[Visual layout annotation data]
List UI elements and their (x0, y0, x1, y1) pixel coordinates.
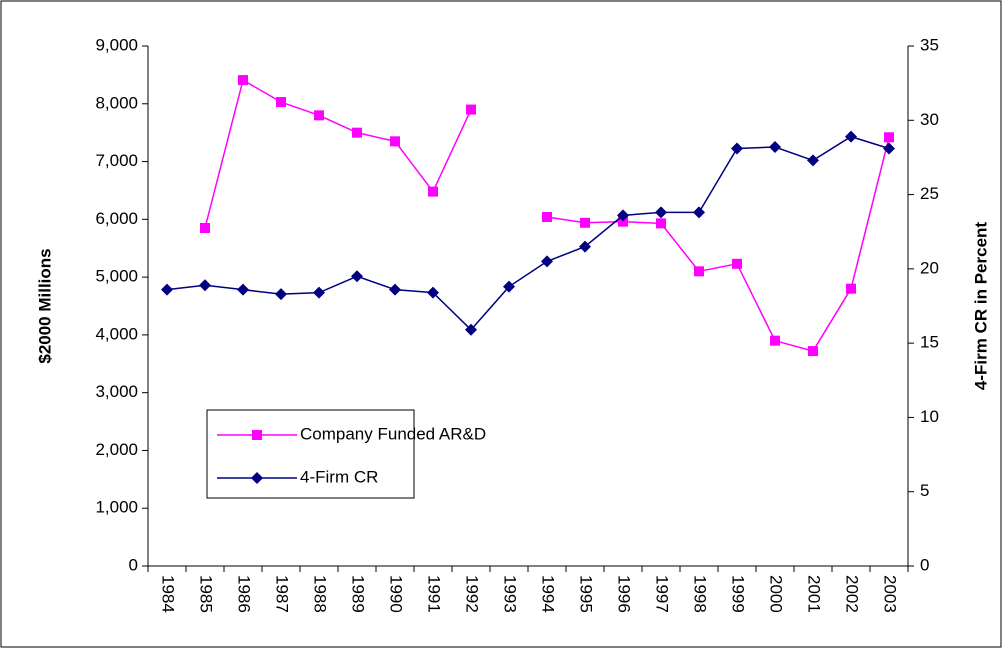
y2-tick-label: 0 (920, 555, 929, 574)
x-tick-label: 2001 (805, 575, 824, 613)
y-tick-label: 3,000 (95, 382, 138, 401)
marker (313, 286, 325, 299)
y-axis-title: $2000 Millions (35, 248, 54, 363)
marker (580, 217, 590, 228)
marker (275, 288, 287, 301)
legend-box (206, 409, 415, 499)
marker (238, 75, 248, 86)
series-line (204, 78, 890, 352)
marker (883, 142, 895, 155)
marker (161, 283, 173, 296)
marker (428, 186, 438, 197)
x-tick-label: 1990 (387, 575, 406, 613)
y2-tick-label: 15 (920, 333, 939, 352)
y2-tick-label: 20 (920, 258, 939, 277)
y-tick-label: 4,000 (95, 324, 138, 343)
marker (656, 218, 666, 229)
x-tick-label: 1998 (691, 575, 710, 613)
y-tick-label: 8,000 (95, 93, 138, 112)
marker (617, 209, 629, 222)
x-tick-label: 1992 (463, 575, 482, 613)
marker (389, 283, 401, 296)
marker (884, 132, 894, 143)
marker (466, 104, 476, 115)
marker (579, 240, 591, 253)
marker (769, 141, 781, 154)
marker (276, 97, 286, 108)
marker (693, 206, 705, 219)
x-tick-label: 2003 (881, 575, 900, 613)
x-tick-label: 2002 (843, 575, 862, 613)
y-tick-label: 1,000 (95, 498, 138, 517)
marker (618, 216, 628, 227)
marker (237, 283, 249, 296)
marker (199, 279, 211, 292)
marker (808, 346, 818, 357)
marker (541, 255, 553, 268)
marker (807, 154, 819, 167)
marker (427, 286, 439, 299)
marker (200, 223, 210, 233)
y-tick-label: 6,000 (95, 209, 138, 228)
y-tick-label: 9,000 (95, 35, 138, 54)
marker (694, 266, 704, 277)
series-line (166, 135, 890, 331)
x-tick-label: 1984 (159, 575, 178, 613)
x-tick-label: 2000 (767, 575, 786, 613)
y2-tick-label: 25 (920, 184, 939, 203)
legend-label: 4-Firm CR (300, 467, 378, 486)
y-tick-label: 7,000 (95, 151, 138, 170)
marker (845, 130, 857, 143)
y-tick-label: 2,000 (95, 440, 138, 459)
x-tick-label: 1987 (273, 575, 292, 613)
x-tick-label: 1989 (349, 575, 368, 613)
x-tick-label: 1993 (501, 575, 520, 613)
x-tick-label: 1995 (577, 575, 596, 613)
marker (770, 335, 780, 346)
x-tick-label: 1994 (539, 575, 558, 613)
marker (352, 127, 362, 138)
y-tick-label: 5,000 (95, 267, 138, 286)
marker (542, 212, 552, 223)
x-tick-label: 1985 (197, 575, 216, 613)
marker (465, 323, 477, 336)
y2-tick-label: 10 (920, 407, 939, 426)
y2-tick-label: 30 (920, 110, 939, 129)
x-tick-label: 1999 (729, 575, 748, 613)
x-tick-label: 1986 (235, 575, 254, 613)
x-tick-label: 1996 (615, 575, 634, 613)
marker (503, 280, 515, 293)
marker (846, 283, 856, 294)
marker (351, 270, 363, 283)
marker (314, 110, 324, 121)
x-tick-label: 1988 (311, 575, 330, 613)
y2-axis-title: 4-Firm CR in Percent (971, 222, 990, 390)
marker (655, 206, 667, 219)
y-tick-label: 0 (129, 555, 138, 574)
y2-tick-label: 35 (920, 35, 939, 54)
marker (731, 142, 743, 155)
marker (732, 258, 742, 269)
y2-tick-label: 5 (920, 481, 929, 500)
x-tick-label: 1991 (425, 575, 444, 613)
legend-marker (252, 430, 262, 440)
legend-marker (251, 472, 263, 484)
legend-label: Company Funded AR&D (300, 424, 486, 443)
x-tick-label: 1997 (653, 575, 672, 613)
marker (390, 136, 400, 147)
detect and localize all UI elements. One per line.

What this task involves — Print the stretch of lines from the one containing "y2-tick-label: 0 (920, 555, 929, 574)" through the one containing "y2-tick-label: 15 (920, 333, 939, 352)", repeating each line exactly.

Solution for this problem —
y2-tick-label: 0 (920, 555, 929, 574)
x-tick-label: 2001 (805, 575, 824, 613)
y-tick-label: 3,000 (95, 382, 138, 401)
marker (313, 286, 325, 299)
y-axis-title: $2000 Millions (35, 248, 54, 363)
marker (580, 217, 590, 228)
marker (275, 288, 287, 301)
legend-box (206, 409, 415, 499)
marker (238, 75, 248, 86)
series-line (204, 78, 890, 352)
marker (883, 142, 895, 155)
marker (161, 283, 173, 296)
marker (428, 186, 438, 197)
x-tick-label: 1990 (387, 575, 406, 613)
y2-tick-label: 15 (920, 333, 939, 352)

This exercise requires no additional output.